### DIRECTIONS
Do not carry the pictures over; copy every other part of the entries exactly.

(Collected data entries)

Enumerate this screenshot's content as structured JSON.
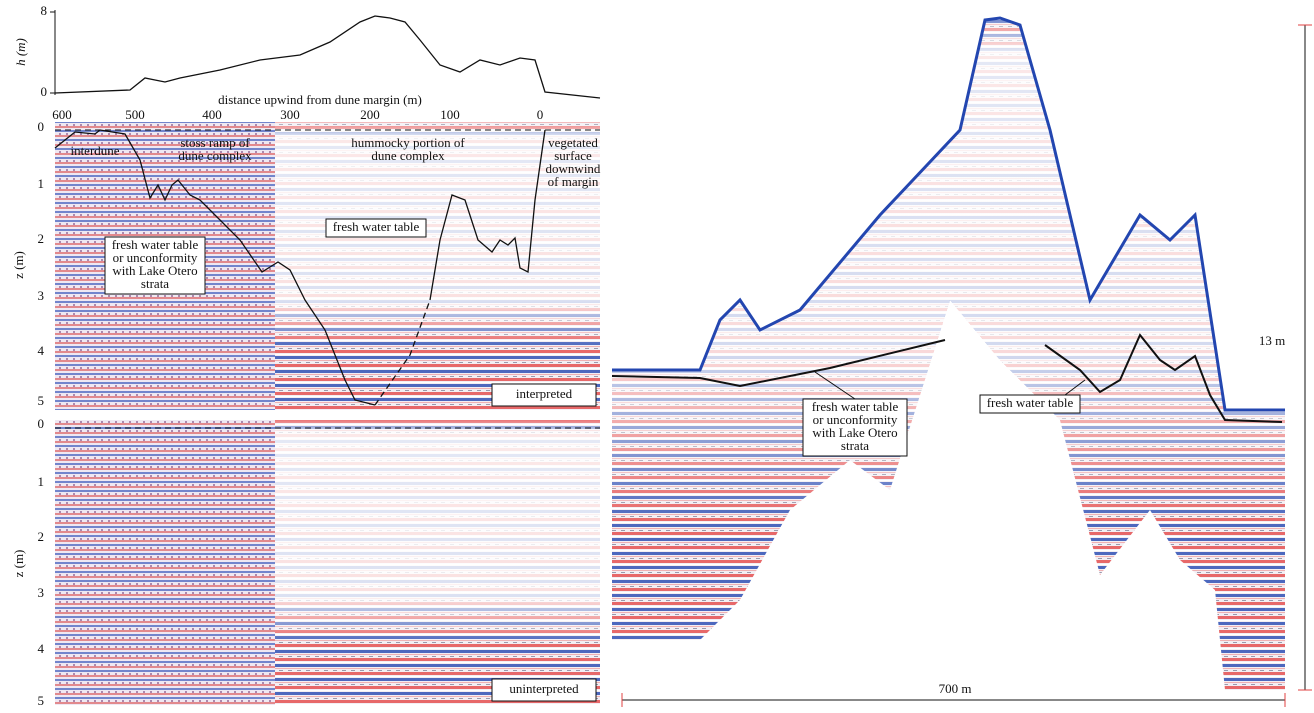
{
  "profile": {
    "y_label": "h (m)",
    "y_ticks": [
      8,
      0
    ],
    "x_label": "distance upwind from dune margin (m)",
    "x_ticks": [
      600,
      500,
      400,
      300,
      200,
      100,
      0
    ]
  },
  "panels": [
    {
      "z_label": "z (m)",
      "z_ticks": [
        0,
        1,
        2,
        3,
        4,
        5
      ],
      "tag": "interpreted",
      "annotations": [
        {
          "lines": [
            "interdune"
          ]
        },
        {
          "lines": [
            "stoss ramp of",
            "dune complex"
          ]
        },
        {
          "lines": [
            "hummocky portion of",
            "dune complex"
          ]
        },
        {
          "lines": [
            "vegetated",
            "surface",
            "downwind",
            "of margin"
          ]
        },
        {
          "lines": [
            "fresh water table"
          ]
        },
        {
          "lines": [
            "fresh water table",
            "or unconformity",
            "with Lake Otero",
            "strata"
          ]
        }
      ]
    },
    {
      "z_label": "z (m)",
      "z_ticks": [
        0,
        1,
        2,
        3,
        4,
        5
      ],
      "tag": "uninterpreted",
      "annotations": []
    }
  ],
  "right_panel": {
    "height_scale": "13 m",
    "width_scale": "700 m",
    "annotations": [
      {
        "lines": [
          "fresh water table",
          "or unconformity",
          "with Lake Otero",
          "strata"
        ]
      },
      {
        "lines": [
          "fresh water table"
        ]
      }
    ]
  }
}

### COMPLETE ANSWER
Enumerate this screenshot's content as structured JSON.
{
  "profile": {
    "y_label": "h (m)",
    "y_ticks": [
      8,
      0
    ],
    "x_label": "distance upwind from dune margin (m)",
    "x_ticks": [
      600,
      500,
      400,
      300,
      200,
      100,
      0
    ]
  },
  "panels": [
    {
      "z_label": "z (m)",
      "z_ticks": [
        0,
        1,
        2,
        3,
        4,
        5
      ],
      "tag": "interpreted",
      "annotations": [
        {
          "lines": [
            "interdune"
          ]
        },
        {
          "lines": [
            "stoss ramp of",
            "dune complex"
          ]
        },
        {
          "lines": [
            "hummocky portion of",
            "dune complex"
          ]
        },
        {
          "lines": [
            "vegetated",
            "surface",
            "downwind",
            "of margin"
          ]
        },
        {
          "lines": [
            "fresh water table"
          ]
        },
        {
          "lines": [
            "fresh water table",
            "or unconformity",
            "with Lake Otero",
            "strata"
          ]
        }
      ]
    },
    {
      "z_label": "z (m)",
      "z_ticks": [
        0,
        1,
        2,
        3,
        4,
        5
      ],
      "tag": "uninterpreted",
      "annotations": []
    }
  ],
  "right_panel": {
    "height_scale": "13 m",
    "width_scale": "700 m",
    "annotations": [
      {
        "lines": [
          "fresh water table",
          "or unconformity",
          "with Lake Otero",
          "strata"
        ]
      },
      {
        "lines": [
          "fresh water table"
        ]
      }
    ]
  }
}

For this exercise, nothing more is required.